------ SELECTED PASSAGE ------

Welcome to Mathnasium’s Math Tricks series. Today we are comparing fractions that have the same numerators but have different denominators (the total number of equal parts in the whole).

When we compare fractions with the same numerators, we compare the *same* *number *of parts; however, the wholes may be divided into a *different number* of parts. The trick is to compare the denominators.

Recall that, for each whole of the same size:

*As the number of equal parts increases, the size of each part becomes smaller.*

*As the number of equal parts decreases, the size of each part grows bigger.*

Follow the example below to identify the fraction with the *biggest* value.

# Example: You love candy! Would you rather have one piece of a candy bar cut into three equal pieces? Or one piece of the same-size candy bar cut into eight equal pieces?

Step 1: Identify what you are looking for.

You love candy and so you want the *biggest* piece.

Step 2: Identify the number of pieces you are comparing.

You are comparing one piece from each candy bar.

Step 3: Compare the denominators (the number of pieces each candy bar has been cut).

Thirds are bigger than eighths.

Answer: One piece of a candy bar cut into three equal pieces, since [latex]\frac{1}{3}[/latex] is bigger than [latex]\frac{1}{8}[/latex].

------

PROBLEM:
What steps does the fractions lesson give in its candy bar example? Use only the fractions lesson as your source.

------ EXTRACTED MATERIAL ------

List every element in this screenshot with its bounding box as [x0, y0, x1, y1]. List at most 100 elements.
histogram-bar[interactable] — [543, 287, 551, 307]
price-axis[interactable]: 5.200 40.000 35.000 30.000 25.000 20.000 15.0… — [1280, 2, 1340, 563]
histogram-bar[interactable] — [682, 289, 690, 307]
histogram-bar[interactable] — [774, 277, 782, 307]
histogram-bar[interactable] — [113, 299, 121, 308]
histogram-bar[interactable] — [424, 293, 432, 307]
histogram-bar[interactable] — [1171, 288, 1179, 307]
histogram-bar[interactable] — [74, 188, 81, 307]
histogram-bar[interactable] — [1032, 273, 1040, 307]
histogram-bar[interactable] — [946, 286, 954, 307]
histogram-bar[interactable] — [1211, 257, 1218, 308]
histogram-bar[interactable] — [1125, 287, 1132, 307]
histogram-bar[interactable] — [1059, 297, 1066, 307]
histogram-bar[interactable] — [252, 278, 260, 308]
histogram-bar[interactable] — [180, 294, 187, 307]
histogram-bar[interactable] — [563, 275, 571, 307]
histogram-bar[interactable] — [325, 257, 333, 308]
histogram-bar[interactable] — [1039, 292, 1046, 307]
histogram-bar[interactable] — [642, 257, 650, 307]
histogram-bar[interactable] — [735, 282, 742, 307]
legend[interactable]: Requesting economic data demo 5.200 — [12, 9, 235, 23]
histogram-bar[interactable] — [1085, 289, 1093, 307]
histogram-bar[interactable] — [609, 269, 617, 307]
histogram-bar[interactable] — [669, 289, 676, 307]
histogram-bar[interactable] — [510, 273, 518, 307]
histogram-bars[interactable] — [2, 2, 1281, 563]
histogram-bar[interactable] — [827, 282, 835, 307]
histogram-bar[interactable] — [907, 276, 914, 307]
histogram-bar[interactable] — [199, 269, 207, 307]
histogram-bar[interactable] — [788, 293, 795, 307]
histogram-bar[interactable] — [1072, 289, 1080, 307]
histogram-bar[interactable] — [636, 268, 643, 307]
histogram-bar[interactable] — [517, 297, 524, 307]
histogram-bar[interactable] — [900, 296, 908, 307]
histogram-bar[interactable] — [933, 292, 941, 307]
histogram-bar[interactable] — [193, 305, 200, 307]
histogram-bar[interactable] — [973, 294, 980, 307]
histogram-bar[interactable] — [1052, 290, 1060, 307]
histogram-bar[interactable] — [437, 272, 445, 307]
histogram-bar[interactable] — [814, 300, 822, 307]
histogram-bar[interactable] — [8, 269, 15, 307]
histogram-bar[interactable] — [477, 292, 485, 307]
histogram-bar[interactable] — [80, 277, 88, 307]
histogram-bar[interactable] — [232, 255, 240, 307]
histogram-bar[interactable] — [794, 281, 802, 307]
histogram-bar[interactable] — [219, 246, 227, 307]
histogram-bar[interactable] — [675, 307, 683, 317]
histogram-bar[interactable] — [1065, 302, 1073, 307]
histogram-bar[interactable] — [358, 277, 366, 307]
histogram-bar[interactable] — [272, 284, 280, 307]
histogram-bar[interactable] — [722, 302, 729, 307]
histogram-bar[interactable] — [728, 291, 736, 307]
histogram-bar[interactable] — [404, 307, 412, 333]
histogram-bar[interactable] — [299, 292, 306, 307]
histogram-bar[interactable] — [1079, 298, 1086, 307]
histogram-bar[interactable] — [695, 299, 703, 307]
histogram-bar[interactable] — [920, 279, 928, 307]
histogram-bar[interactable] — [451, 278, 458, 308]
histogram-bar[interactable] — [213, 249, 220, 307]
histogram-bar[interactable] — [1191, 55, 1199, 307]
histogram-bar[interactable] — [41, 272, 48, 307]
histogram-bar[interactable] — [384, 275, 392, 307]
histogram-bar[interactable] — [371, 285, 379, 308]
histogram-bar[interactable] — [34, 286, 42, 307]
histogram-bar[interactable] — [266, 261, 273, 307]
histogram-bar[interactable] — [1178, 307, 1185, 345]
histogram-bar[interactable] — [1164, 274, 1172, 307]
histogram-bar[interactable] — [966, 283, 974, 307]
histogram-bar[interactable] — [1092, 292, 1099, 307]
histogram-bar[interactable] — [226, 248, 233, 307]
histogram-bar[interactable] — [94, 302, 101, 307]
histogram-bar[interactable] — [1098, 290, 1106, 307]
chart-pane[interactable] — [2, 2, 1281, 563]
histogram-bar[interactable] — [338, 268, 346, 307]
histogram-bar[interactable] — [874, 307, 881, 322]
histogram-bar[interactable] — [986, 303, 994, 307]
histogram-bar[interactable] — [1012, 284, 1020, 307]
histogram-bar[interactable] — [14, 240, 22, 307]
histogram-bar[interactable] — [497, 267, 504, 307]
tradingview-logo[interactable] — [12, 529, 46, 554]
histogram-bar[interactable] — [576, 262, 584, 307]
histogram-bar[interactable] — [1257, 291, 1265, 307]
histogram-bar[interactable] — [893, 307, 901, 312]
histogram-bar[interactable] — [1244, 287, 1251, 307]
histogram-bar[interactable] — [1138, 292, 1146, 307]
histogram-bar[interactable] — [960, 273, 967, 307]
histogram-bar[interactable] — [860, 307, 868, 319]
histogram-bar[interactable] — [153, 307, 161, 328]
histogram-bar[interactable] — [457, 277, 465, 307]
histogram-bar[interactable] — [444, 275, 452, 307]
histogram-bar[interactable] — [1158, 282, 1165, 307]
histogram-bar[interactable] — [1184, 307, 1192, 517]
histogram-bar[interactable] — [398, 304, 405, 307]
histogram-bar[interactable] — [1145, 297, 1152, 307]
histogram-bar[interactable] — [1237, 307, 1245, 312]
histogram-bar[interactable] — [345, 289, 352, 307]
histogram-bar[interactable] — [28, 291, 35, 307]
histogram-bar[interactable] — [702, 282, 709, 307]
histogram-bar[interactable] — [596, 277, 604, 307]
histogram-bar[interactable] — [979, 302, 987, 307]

------

SOLUTION TO THIS TASK:
Step 1: Identify what you are looking for.
Step 2: Identify the number of pieces you are comparing.
Step 3: Compare the denominators (the number of pieces each candy bar has been cut).